Start of Materials provided

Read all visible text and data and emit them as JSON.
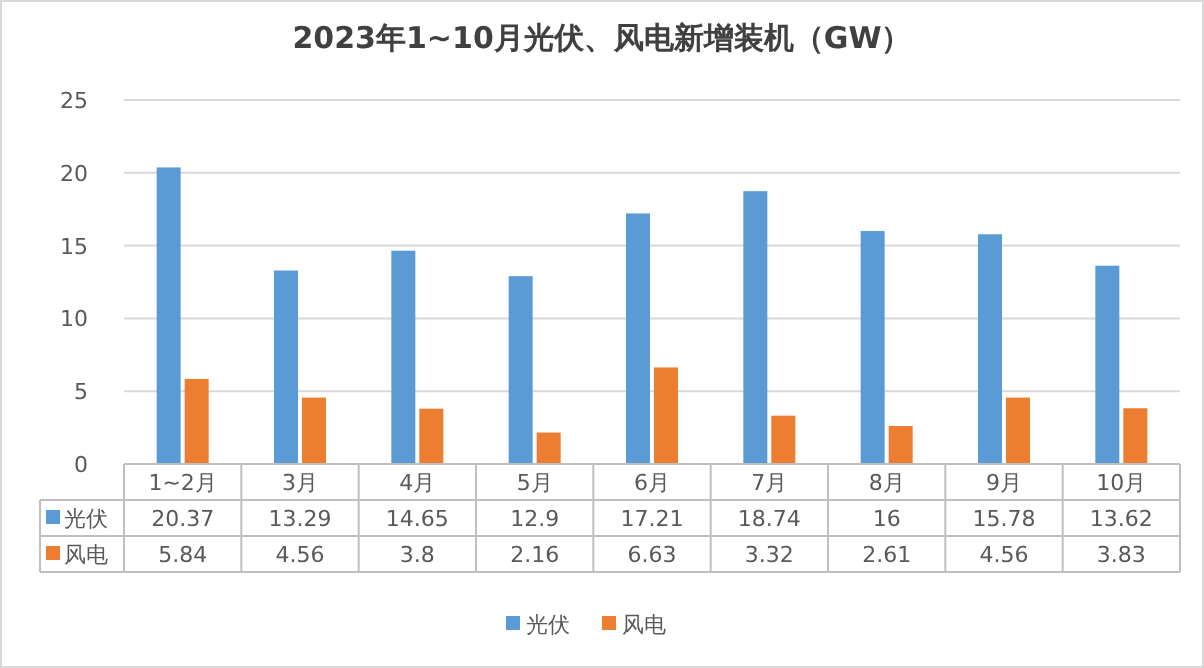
{
  "chart_data": {
    "type": "bar",
    "title": "2023年1~10月光伏、风电新增装机（GW）",
    "categories": [
      "1~2月",
      "3月",
      "4月",
      "5月",
      "6月",
      "7月",
      "8月",
      "9月",
      "10月"
    ],
    "series": [
      {
        "name": "光伏",
        "color": "#5b9bd5",
        "values": [
          20.37,
          13.29,
          14.65,
          12.9,
          17.21,
          18.74,
          16,
          15.78,
          13.62
        ]
      },
      {
        "name": "风电",
        "color": "#ed7d31",
        "values": [
          5.84,
          4.56,
          3.8,
          2.16,
          6.63,
          3.32,
          2.61,
          4.56,
          3.83
        ]
      }
    ],
    "ylim": [
      0,
      25
    ],
    "yticks": [
      0,
      5,
      10,
      15,
      20,
      25
    ],
    "grid": "y",
    "legend": "bottom",
    "data_labels": true
  }
}
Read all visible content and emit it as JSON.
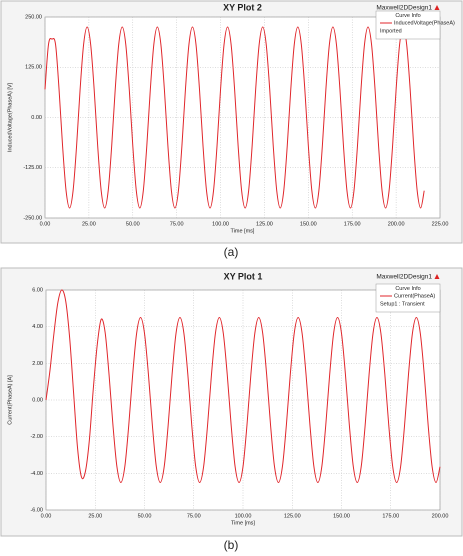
{
  "chart_data": [
    {
      "type": "line",
      "title": "XY Plot 2",
      "design": "Maxwell2DDesign1",
      "caption": "(a)",
      "xlabel": "Time [ms]",
      "ylabel": "InducedVoltage(PhaseA) [V]",
      "legend_title": "Curve Info",
      "grid": true,
      "x": [
        0,
        2,
        4,
        6,
        8,
        10,
        12,
        14,
        16,
        18,
        20,
        22,
        24,
        26,
        28,
        30,
        32,
        34,
        36,
        38,
        40,
        42,
        44,
        46,
        48,
        50,
        52,
        54,
        56,
        58,
        60,
        62,
        64,
        66,
        68,
        70,
        72,
        74,
        76,
        78,
        80,
        82,
        84,
        86,
        88,
        90,
        92,
        94,
        96,
        98,
        100,
        102,
        104,
        106,
        108,
        110,
        112,
        114,
        116,
        118,
        120,
        122,
        124,
        126,
        128,
        130,
        132,
        134,
        136,
        138,
        140,
        142,
        144,
        146,
        148,
        150,
        152,
        154,
        156,
        158,
        160,
        162,
        164,
        166,
        168,
        170,
        172,
        174,
        176,
        178,
        180,
        182,
        184,
        186,
        188,
        190,
        192,
        194,
        196,
        198,
        200,
        202,
        204,
        206,
        208,
        210,
        212,
        214,
        216
      ],
      "series": [
        {
          "name": "InducedVoltage(PhaseA)",
          "source": "Imported",
          "color": "#e0262b",
          "values": [
            70,
            182,
            195,
            182,
            70,
            -70,
            -182,
            -225,
            -182,
            -70,
            70,
            182,
            225,
            182,
            70,
            -70,
            -182,
            -225,
            -182,
            -70,
            70,
            182,
            225,
            182,
            70,
            -70,
            -182,
            -225,
            -182,
            -70,
            70,
            182,
            225,
            182,
            70,
            -70,
            -182,
            -225,
            -182,
            -70,
            70,
            182,
            225,
            182,
            70,
            -70,
            -182,
            -225,
            -182,
            -70,
            70,
            182,
            225,
            182,
            70,
            -70,
            -182,
            -225,
            -182,
            -70,
            70,
            182,
            225,
            182,
            70,
            -70,
            -182,
            -225,
            -182,
            -70,
            70,
            182,
            225,
            182,
            70,
            -70,
            -182,
            -225,
            -182,
            -70,
            70,
            182,
            225,
            182,
            70,
            -70,
            -182,
            -225,
            -182,
            -70,
            70,
            182,
            225,
            182,
            70,
            -70,
            -182,
            -225,
            -182,
            -70,
            70,
            182,
            225,
            182,
            70,
            -70,
            -182,
            -225,
            -182
          ]
        }
      ],
      "xlim": [
        0,
        225
      ],
      "xticks": [
        {
          "value": 0,
          "label": "0.00"
        },
        {
          "value": 25,
          "label": "25.00"
        },
        {
          "value": 50,
          "label": "50.00"
        },
        {
          "value": 75,
          "label": "75.00"
        },
        {
          "value": 100,
          "label": "100.00"
        },
        {
          "value": 125,
          "label": "125.00"
        },
        {
          "value": 150,
          "label": "150.00"
        },
        {
          "value": 175,
          "label": "175.00"
        },
        {
          "value": 200,
          "label": "200.00"
        },
        {
          "value": 225,
          "label": "225.00"
        }
      ],
      "ylim": [
        -250,
        250
      ],
      "yticks": [
        {
          "value": -250,
          "label": "-250.00"
        },
        {
          "value": -125,
          "label": "-125.00"
        },
        {
          "value": 0,
          "label": "0.00"
        },
        {
          "value": 125,
          "label": "125.00"
        },
        {
          "value": 250,
          "label": "250.00"
        }
      ]
    },
    {
      "type": "line",
      "title": "XY Plot 1",
      "design": "Maxwell2DDesign1",
      "caption": "(b)",
      "xlabel": "Time [ms]",
      "ylabel": "Current(PhaseA) [A]",
      "legend_title": "Curve Info",
      "grid": true,
      "x": [
        0,
        2,
        4,
        6,
        8,
        10,
        12,
        14,
        16,
        18,
        20,
        22,
        24,
        26,
        28,
        30,
        32,
        34,
        36,
        38,
        40,
        42,
        44,
        46,
        48,
        50,
        52,
        54,
        56,
        58,
        60,
        62,
        64,
        66,
        68,
        70,
        72,
        74,
        76,
        78,
        80,
        82,
        84,
        86,
        88,
        90,
        92,
        94,
        96,
        98,
        100,
        102,
        104,
        106,
        108,
        110,
        112,
        114,
        116,
        118,
        120,
        122,
        124,
        126,
        128,
        130,
        132,
        134,
        136,
        138,
        140,
        142,
        144,
        146,
        148,
        150,
        152,
        154,
        156,
        158,
        160,
        162,
        164,
        166,
        168,
        170,
        172,
        174,
        176,
        178,
        180,
        182,
        184,
        186,
        188,
        190,
        192,
        194,
        196,
        198,
        200
      ],
      "series": [
        {
          "name": "Current(PhaseA)",
          "source": "Setup1 : Transient",
          "color": "#e0262b",
          "values": [
            0,
            1.6,
            3.6,
            5.3,
            6.0,
            5.4,
            3.4,
            0.4,
            -2.6,
            -4.2,
            -3.9,
            -2.2,
            0.6,
            3.0,
            4.4,
            3.7,
            1.39,
            -1.39,
            -3.64,
            -4.5,
            -3.64,
            -1.39,
            1.39,
            3.64,
            4.5,
            3.64,
            1.39,
            -1.39,
            -3.64,
            -4.5,
            -3.64,
            -1.39,
            1.39,
            3.64,
            4.5,
            3.64,
            1.39,
            -1.39,
            -3.64,
            -4.5,
            -3.64,
            -1.39,
            1.39,
            3.64,
            4.5,
            3.64,
            1.39,
            -1.39,
            -3.64,
            -4.5,
            -3.64,
            -1.39,
            1.39,
            3.64,
            4.5,
            3.64,
            1.39,
            -1.39,
            -3.64,
            -4.5,
            -3.64,
            -1.39,
            1.39,
            3.64,
            4.5,
            3.64,
            1.39,
            -1.39,
            -3.64,
            -4.5,
            -3.64,
            -1.39,
            1.39,
            3.64,
            4.5,
            3.64,
            1.39,
            -1.39,
            -3.64,
            -4.5,
            -3.64,
            -1.39,
            1.39,
            3.64,
            4.5,
            3.64,
            1.39,
            -1.39,
            -3.64,
            -4.5,
            -3.64,
            -1.39,
            1.39,
            3.64,
            4.5,
            3.64,
            1.39,
            -1.39,
            -3.64,
            -4.5,
            -3.64
          ]
        }
      ],
      "xlim": [
        0,
        200
      ],
      "xticks": [
        {
          "value": 0,
          "label": "0.00"
        },
        {
          "value": 25,
          "label": "25.00"
        },
        {
          "value": 50,
          "label": "50.00"
        },
        {
          "value": 75,
          "label": "75.00"
        },
        {
          "value": 100,
          "label": "100.00"
        },
        {
          "value": 125,
          "label": "125.00"
        },
        {
          "value": 150,
          "label": "150.00"
        },
        {
          "value": 175,
          "label": "175.00"
        },
        {
          "value": 200,
          "label": "200.00"
        }
      ],
      "ylim": [
        -6,
        6
      ],
      "yticks": [
        {
          "value": -6,
          "label": "-6.00"
        },
        {
          "value": -4,
          "label": "-4.00"
        },
        {
          "value": -2,
          "label": "-2.00"
        },
        {
          "value": 0,
          "label": "0.00"
        },
        {
          "value": 2,
          "label": "2.00"
        },
        {
          "value": 4,
          "label": "4.00"
        },
        {
          "value": 6,
          "label": "6.00"
        }
      ]
    }
  ]
}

End of Materials provided

Instructions for the task: In the records above, locate every line with the string "color" and copy it.

Response below:
        "color": "#5b9bd5",
        "color": "#ed7d31",
          "color": "#e0262b",
          "color": "#e0262b",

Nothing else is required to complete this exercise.